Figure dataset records
■ ■ ■ ■

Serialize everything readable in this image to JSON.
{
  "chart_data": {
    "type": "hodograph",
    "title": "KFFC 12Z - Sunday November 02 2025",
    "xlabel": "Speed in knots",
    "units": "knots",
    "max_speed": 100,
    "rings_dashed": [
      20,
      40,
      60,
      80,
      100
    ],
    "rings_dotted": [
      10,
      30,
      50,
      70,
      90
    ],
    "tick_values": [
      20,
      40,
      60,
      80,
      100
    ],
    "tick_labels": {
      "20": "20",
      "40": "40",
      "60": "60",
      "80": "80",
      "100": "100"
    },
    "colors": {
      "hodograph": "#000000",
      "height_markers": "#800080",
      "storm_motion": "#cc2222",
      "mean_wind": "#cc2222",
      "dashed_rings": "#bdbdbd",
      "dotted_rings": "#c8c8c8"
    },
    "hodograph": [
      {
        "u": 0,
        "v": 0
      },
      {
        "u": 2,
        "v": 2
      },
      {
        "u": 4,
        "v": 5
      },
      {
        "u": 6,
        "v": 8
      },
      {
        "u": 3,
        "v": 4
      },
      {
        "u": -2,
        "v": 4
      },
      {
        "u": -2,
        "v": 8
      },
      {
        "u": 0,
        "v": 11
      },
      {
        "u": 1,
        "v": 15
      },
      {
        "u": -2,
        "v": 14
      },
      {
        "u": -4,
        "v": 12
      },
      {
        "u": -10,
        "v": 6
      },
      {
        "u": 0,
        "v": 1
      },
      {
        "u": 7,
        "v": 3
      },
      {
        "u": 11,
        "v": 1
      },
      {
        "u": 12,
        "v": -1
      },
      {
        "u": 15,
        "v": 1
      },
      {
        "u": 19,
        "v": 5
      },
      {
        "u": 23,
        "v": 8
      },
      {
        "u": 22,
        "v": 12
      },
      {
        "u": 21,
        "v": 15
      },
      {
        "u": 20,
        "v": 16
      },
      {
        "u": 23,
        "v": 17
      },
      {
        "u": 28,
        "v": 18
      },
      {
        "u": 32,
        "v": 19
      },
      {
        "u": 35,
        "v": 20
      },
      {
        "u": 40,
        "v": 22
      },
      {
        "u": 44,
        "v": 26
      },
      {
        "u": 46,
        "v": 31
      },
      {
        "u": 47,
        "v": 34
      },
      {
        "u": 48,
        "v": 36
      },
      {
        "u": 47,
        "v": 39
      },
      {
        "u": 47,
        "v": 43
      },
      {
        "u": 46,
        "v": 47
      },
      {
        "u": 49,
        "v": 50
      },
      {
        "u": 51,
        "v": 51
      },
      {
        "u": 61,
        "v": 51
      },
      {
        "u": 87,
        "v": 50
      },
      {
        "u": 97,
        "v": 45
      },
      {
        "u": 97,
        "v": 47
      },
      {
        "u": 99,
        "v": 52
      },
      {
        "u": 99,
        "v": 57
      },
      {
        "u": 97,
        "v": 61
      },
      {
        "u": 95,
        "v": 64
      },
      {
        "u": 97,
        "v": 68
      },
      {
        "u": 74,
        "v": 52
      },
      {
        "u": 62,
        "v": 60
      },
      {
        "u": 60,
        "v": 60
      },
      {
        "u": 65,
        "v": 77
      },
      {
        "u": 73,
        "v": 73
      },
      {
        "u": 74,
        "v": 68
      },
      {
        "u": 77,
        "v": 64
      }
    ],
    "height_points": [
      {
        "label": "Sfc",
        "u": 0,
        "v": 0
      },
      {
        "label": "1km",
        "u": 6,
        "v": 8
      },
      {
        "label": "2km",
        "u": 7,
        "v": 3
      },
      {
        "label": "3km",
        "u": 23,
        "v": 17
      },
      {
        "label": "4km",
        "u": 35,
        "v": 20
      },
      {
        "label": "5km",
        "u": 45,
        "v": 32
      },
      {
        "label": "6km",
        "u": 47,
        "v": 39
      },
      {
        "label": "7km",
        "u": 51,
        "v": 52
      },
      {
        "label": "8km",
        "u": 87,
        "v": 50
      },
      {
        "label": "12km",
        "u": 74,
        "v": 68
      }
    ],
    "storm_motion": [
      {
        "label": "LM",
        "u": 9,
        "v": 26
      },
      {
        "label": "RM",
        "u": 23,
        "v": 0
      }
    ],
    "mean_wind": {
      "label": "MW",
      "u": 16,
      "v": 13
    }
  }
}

■ ■ ■ ■

# PROBLEM REQUIREMENTS
Repeat the listing exactly, from its first line to its last.

# EXERCISE RESULT
Serialize everything readable in this image to JSON.
{
  "chart_data": {
    "type": "hodograph",
    "title": "KFFC 12Z - Sunday November 02 2025",
    "xlabel": "Speed in knots",
    "units": "knots",
    "max_speed": 100,
    "rings_dashed": [
      20,
      40,
      60,
      80,
      100
    ],
    "rings_dotted": [
      10,
      30,
      50,
      70,
      90
    ],
    "tick_values": [
      20,
      40,
      60,
      80,
      100
    ],
    "tick_labels": {
      "20": "20",
      "40": "40",
      "60": "60",
      "80": "80",
      "100": "100"
    },
    "colors": {
      "hodograph": "#000000",
      "height_markers": "#800080",
      "storm_motion": "#cc2222",
      "mean_wind": "#cc2222",
      "dashed_rings": "#bdbdbd",
      "dotted_rings": "#c8c8c8"
    },
    "hodograph": [
      {
        "u": 0,
        "v": 0
      },
      {
        "u": 2,
        "v": 2
      },
      {
        "u": 4,
        "v": 5
      },
      {
        "u": 6,
        "v": 8
      },
      {
        "u": 3,
        "v": 4
      },
      {
        "u": -2,
        "v": 4
      },
      {
        "u": -2,
        "v": 8
      },
      {
        "u": 0,
        "v": 11
      },
      {
        "u": 1,
        "v": 15
      },
      {
        "u": -2,
        "v": 14
      },
      {
        "u": -4,
        "v": 12
      },
      {
        "u": -10,
        "v": 6
      },
      {
        "u": 0,
        "v": 1
      },
      {
        "u": 7,
        "v": 3
      },
      {
        "u": 11,
        "v": 1
      },
      {
        "u": 12,
        "v": -1
      },
      {
        "u": 15,
        "v": 1
      },
      {
        "u": 19,
        "v": 5
      },
      {
        "u": 23,
        "v": 8
      },
      {
        "u": 22,
        "v": 12
      },
      {
        "u": 21,
        "v": 15
      },
      {
        "u": 20,
        "v": 16
      },
      {
        "u": 23,
        "v": 17
      },
      {
        "u": 28,
        "v": 18
      },
      {
        "u": 32,
        "v": 19
      },
      {
        "u": 35,
        "v": 20
      },
      {
        "u": 40,
        "v": 22
      },
      {
        "u": 44,
        "v": 26
      },
      {
        "u": 46,
        "v": 31
      },
      {
        "u": 47,
        "v": 34
      },
      {
        "u": 48,
        "v": 36
      },
      {
        "u": 47,
        "v": 39
      },
      {
        "u": 47,
        "v": 43
      },
      {
        "u": 46,
        "v": 47
      },
      {
        "u": 49,
        "v": 50
      },
      {
        "u": 51,
        "v": 51
      },
      {
        "u": 61,
        "v": 51
      },
      {
        "u": 87,
        "v": 50
      },
      {
        "u": 97,
        "v": 45
      },
      {
        "u": 97,
        "v": 47
      },
      {
        "u": 99,
        "v": 52
      },
      {
        "u": 99,
        "v": 57
      },
      {
        "u": 97,
        "v": 61
      },
      {
        "u": 95,
        "v": 64
      },
      {
        "u": 97,
        "v": 68
      },
      {
        "u": 74,
        "v": 52
      },
      {
        "u": 62,
        "v": 60
      },
      {
        "u": 60,
        "v": 60
      },
      {
        "u": 65,
        "v": 77
      },
      {
        "u": 73,
        "v": 73
      },
      {
        "u": 74,
        "v": 68
      },
      {
        "u": 77,
        "v": 64
      }
    ],
    "height_points": [
      {
        "label": "Sfc",
        "u": 0,
        "v": 0
      },
      {
        "label": "1km",
        "u": 6,
        "v": 8
      },
      {
        "label": "2km",
        "u": 7,
        "v": 3
      },
      {
        "label": "3km",
        "u": 23,
        "v": 17
      },
      {
        "label": "4km",
        "u": 35,
        "v": 20
      },
      {
        "label": "5km",
        "u": 45,
        "v": 32
      },
      {
        "label": "6km",
        "u": 47,
        "v": 39
      },
      {
        "label": "7km",
        "u": 51,
        "v": 52
      },
      {
        "label": "8km",
        "u": 87,
        "v": 50
      },
      {
        "label": "12km",
        "u": 74,
        "v": 68
      }
    ],
    "storm_motion": [
      {
        "label": "LM",
        "u": 9,
        "v": 26
      },
      {
        "label": "RM",
        "u": 23,
        "v": 0
      }
    ],
    "mean_wind": {
      "label": "MW",
      "u": 16,
      "v": 13
    }
  }
}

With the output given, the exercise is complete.